* **Record list**:

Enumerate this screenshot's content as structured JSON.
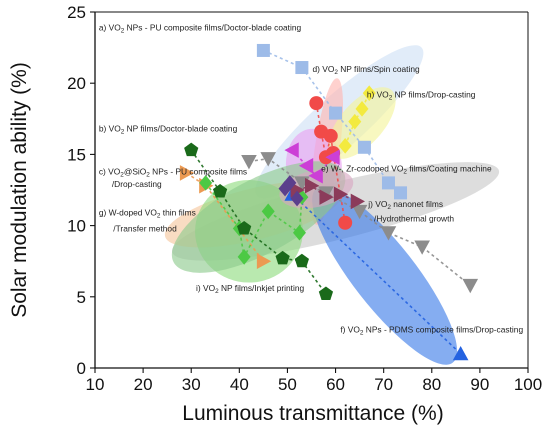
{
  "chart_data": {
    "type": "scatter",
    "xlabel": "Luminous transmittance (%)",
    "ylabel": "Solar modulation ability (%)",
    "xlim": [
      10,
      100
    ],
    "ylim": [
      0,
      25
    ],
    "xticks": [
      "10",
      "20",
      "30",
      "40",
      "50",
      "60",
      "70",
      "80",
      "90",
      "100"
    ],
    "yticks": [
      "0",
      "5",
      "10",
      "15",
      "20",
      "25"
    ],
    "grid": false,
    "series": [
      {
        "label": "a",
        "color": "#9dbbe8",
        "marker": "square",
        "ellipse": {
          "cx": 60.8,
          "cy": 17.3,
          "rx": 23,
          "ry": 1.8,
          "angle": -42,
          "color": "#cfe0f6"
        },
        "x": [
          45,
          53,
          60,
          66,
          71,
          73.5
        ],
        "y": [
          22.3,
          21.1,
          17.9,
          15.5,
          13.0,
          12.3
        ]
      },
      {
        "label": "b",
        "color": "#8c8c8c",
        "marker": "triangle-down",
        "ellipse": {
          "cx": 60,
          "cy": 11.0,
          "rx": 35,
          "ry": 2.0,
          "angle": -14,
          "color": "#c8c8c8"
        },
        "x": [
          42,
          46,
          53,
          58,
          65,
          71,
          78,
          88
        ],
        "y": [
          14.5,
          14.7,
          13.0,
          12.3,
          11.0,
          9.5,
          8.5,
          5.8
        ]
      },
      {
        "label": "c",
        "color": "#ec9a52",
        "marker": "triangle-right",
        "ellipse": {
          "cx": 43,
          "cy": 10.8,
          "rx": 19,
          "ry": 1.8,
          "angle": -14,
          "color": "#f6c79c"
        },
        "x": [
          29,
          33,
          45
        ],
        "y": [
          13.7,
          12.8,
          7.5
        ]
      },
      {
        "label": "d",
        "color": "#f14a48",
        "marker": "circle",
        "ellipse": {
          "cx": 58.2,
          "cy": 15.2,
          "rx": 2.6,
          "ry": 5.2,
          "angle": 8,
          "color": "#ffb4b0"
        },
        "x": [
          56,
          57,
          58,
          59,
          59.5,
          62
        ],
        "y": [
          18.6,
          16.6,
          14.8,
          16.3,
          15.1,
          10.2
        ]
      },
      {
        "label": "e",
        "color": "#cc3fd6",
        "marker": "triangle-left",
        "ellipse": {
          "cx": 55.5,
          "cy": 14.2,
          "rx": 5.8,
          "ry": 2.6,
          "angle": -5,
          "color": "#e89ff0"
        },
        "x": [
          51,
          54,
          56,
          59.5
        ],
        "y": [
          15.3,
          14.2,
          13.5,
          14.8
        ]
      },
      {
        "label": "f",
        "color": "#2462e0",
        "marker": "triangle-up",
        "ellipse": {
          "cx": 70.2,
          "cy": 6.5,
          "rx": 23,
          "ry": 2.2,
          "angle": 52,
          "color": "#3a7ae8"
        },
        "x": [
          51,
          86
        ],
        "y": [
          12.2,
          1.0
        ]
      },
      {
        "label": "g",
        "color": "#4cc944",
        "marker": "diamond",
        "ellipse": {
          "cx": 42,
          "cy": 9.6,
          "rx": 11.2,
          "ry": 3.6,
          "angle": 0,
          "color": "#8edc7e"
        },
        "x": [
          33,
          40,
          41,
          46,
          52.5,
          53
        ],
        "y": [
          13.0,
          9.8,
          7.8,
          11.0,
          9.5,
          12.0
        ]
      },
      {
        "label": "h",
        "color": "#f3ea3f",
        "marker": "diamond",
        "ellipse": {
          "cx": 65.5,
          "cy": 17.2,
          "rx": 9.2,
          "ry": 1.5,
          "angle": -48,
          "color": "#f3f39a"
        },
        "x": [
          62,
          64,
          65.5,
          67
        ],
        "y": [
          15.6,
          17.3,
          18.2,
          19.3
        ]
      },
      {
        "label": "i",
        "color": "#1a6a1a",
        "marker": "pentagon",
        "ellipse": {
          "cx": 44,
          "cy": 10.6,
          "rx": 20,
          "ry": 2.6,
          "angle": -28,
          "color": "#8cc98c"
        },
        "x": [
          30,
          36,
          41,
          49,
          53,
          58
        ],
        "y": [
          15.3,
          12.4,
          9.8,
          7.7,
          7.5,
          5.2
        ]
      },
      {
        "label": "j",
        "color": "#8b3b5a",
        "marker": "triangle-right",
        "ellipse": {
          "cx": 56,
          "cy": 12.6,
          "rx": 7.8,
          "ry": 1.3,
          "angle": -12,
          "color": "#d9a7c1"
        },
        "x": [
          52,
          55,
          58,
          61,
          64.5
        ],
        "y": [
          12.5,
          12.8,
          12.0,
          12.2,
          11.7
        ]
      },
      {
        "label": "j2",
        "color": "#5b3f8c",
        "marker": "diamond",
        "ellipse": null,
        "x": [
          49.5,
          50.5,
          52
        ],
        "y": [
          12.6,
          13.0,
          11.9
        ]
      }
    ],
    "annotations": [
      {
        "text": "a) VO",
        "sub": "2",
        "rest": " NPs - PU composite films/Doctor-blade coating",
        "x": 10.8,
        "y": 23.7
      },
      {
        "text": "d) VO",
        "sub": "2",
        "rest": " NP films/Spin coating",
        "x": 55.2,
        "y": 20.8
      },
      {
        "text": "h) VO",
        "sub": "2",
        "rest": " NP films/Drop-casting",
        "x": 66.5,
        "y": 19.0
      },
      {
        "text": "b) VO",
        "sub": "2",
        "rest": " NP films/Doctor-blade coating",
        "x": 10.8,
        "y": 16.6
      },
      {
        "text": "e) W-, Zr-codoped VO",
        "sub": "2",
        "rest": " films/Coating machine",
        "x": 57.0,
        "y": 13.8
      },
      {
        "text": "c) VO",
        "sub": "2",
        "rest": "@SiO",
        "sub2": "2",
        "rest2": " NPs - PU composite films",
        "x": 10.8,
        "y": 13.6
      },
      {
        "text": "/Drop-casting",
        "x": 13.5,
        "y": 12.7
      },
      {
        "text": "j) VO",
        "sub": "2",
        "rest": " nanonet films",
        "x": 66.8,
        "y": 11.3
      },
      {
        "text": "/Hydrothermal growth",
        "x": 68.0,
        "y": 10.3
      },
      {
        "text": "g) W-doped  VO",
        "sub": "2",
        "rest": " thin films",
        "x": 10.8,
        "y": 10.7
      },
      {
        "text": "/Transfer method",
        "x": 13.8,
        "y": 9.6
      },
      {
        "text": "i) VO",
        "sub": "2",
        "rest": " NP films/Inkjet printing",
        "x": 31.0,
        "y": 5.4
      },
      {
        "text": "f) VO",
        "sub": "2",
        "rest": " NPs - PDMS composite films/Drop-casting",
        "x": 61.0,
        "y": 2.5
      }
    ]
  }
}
* * *
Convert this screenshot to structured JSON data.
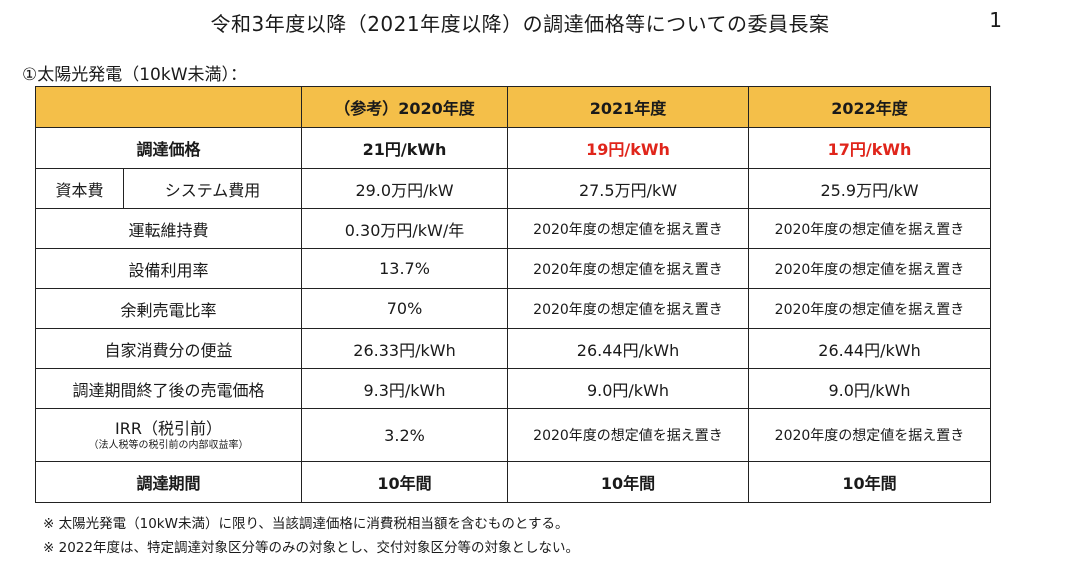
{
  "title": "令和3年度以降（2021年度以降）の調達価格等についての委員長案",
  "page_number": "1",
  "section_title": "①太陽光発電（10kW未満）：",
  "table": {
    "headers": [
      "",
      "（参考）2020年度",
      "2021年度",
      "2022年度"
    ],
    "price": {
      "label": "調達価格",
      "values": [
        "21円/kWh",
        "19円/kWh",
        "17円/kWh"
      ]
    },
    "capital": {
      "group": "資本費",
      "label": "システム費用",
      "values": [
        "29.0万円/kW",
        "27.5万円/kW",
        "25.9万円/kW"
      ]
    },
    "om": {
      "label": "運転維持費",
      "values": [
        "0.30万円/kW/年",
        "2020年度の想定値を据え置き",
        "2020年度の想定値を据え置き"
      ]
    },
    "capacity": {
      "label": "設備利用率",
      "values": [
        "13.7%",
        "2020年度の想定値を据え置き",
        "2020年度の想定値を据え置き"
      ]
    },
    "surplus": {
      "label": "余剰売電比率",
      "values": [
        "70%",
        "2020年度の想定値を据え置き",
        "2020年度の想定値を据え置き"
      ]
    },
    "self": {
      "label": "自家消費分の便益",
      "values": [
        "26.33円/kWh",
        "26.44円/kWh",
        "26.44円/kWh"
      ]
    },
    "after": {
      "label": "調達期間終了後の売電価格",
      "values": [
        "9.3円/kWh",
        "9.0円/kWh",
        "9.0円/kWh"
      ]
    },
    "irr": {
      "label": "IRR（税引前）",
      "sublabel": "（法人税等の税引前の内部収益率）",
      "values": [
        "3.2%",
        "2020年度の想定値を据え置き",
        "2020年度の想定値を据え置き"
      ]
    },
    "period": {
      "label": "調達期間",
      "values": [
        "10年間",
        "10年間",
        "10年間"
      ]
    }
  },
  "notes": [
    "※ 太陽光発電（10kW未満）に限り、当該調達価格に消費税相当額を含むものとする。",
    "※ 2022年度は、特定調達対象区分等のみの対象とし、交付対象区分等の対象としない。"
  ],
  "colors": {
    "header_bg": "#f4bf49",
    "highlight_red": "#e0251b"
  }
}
* * *
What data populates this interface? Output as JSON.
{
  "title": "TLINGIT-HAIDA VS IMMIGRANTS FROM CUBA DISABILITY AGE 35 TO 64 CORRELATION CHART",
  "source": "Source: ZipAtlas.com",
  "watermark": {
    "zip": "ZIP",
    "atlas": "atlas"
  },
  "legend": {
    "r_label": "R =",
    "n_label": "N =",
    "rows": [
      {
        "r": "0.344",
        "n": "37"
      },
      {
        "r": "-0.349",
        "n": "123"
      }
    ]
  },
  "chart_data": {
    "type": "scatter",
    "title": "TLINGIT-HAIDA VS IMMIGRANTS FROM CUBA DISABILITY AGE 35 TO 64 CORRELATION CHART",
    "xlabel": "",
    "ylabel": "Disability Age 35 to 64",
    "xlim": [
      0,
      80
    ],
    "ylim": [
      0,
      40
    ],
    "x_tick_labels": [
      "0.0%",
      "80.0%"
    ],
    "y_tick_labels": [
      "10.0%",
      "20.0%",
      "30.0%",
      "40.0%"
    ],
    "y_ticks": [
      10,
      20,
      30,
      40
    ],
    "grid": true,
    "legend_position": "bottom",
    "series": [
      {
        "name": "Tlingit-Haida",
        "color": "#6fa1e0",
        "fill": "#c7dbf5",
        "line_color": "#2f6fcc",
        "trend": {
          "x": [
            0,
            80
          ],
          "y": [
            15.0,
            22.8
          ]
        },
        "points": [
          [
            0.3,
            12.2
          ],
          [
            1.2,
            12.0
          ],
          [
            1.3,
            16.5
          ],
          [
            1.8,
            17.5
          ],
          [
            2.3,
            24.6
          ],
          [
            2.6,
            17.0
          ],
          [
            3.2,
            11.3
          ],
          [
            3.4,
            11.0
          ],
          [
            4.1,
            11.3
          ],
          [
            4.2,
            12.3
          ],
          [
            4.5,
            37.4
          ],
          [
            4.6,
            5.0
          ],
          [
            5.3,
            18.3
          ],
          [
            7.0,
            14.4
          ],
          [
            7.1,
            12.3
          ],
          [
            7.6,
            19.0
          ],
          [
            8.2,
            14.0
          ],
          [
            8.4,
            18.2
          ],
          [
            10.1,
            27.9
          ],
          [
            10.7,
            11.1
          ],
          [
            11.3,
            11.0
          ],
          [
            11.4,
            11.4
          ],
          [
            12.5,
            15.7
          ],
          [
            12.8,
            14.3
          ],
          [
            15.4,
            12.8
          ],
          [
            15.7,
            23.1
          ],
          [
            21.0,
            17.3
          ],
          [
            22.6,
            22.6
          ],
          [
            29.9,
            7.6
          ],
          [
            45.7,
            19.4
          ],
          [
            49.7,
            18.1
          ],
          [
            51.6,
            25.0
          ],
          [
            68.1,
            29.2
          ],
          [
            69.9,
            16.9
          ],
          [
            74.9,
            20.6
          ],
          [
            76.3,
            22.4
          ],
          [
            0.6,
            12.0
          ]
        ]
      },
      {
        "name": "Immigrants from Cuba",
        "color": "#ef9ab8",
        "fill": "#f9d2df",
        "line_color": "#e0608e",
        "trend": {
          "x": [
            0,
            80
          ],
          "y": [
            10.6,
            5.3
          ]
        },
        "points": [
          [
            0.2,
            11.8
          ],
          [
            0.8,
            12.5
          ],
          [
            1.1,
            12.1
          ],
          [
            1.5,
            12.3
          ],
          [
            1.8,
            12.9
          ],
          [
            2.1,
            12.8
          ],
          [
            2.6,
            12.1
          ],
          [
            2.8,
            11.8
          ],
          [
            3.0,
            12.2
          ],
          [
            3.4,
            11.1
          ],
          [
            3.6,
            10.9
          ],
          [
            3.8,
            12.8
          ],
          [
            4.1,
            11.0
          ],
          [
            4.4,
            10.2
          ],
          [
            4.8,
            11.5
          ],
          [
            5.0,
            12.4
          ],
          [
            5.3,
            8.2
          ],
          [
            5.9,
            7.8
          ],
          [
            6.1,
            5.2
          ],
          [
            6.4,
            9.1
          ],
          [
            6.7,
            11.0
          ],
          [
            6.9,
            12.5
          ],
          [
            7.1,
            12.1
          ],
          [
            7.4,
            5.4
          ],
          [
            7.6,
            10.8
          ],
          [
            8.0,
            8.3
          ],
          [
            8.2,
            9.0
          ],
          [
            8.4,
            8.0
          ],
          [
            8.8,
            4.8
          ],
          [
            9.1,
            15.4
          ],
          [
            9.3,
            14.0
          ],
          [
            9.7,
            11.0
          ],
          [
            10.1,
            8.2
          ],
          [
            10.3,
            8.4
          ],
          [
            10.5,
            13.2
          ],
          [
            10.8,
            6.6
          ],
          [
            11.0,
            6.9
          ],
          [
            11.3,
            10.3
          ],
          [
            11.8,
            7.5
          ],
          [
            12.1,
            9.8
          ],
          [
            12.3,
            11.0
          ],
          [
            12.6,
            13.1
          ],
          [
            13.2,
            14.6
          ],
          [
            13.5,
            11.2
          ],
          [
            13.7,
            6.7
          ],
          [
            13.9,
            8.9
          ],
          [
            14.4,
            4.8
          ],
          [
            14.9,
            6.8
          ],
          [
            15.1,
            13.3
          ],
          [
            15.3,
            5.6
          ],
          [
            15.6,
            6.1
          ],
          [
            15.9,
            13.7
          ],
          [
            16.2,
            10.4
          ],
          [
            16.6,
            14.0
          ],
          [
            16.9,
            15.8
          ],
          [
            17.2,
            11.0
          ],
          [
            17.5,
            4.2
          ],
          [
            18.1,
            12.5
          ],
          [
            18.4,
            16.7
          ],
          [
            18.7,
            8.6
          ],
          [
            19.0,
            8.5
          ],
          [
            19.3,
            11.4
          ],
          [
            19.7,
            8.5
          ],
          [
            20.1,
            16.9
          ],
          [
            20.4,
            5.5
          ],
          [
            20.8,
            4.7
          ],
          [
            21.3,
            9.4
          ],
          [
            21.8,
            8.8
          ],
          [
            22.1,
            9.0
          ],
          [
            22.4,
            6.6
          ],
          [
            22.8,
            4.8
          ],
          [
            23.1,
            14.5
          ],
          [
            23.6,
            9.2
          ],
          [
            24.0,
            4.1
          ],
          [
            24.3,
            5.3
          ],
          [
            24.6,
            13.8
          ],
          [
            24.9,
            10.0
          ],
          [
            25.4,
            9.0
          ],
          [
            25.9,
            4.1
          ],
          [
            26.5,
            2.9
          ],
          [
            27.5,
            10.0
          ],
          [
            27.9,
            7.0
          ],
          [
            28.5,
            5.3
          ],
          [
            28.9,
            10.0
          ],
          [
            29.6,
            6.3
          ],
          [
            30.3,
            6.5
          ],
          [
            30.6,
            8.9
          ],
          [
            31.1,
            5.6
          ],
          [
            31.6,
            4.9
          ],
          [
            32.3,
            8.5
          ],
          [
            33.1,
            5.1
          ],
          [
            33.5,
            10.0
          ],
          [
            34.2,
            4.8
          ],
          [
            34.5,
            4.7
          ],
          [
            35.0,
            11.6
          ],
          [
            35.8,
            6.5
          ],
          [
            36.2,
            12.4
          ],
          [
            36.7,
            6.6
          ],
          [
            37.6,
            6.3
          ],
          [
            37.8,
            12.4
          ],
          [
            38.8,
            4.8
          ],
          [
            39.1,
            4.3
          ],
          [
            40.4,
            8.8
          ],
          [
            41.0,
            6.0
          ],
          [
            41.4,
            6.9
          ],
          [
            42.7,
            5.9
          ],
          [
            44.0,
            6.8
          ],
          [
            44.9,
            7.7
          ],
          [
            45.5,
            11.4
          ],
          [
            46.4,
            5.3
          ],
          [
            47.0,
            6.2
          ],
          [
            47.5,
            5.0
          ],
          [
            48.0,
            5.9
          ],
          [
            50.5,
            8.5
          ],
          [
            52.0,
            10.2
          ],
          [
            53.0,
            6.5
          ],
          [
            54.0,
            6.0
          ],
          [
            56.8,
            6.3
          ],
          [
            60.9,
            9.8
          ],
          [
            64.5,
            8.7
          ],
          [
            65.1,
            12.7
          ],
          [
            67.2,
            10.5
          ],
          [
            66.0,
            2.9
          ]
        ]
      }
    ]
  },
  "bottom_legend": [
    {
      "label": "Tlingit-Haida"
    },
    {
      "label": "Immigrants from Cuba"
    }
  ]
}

* **Your goal**: From the material given, work out how many lines hold the string "ylabel"; state that number and nothing further.

* **Task result**: 2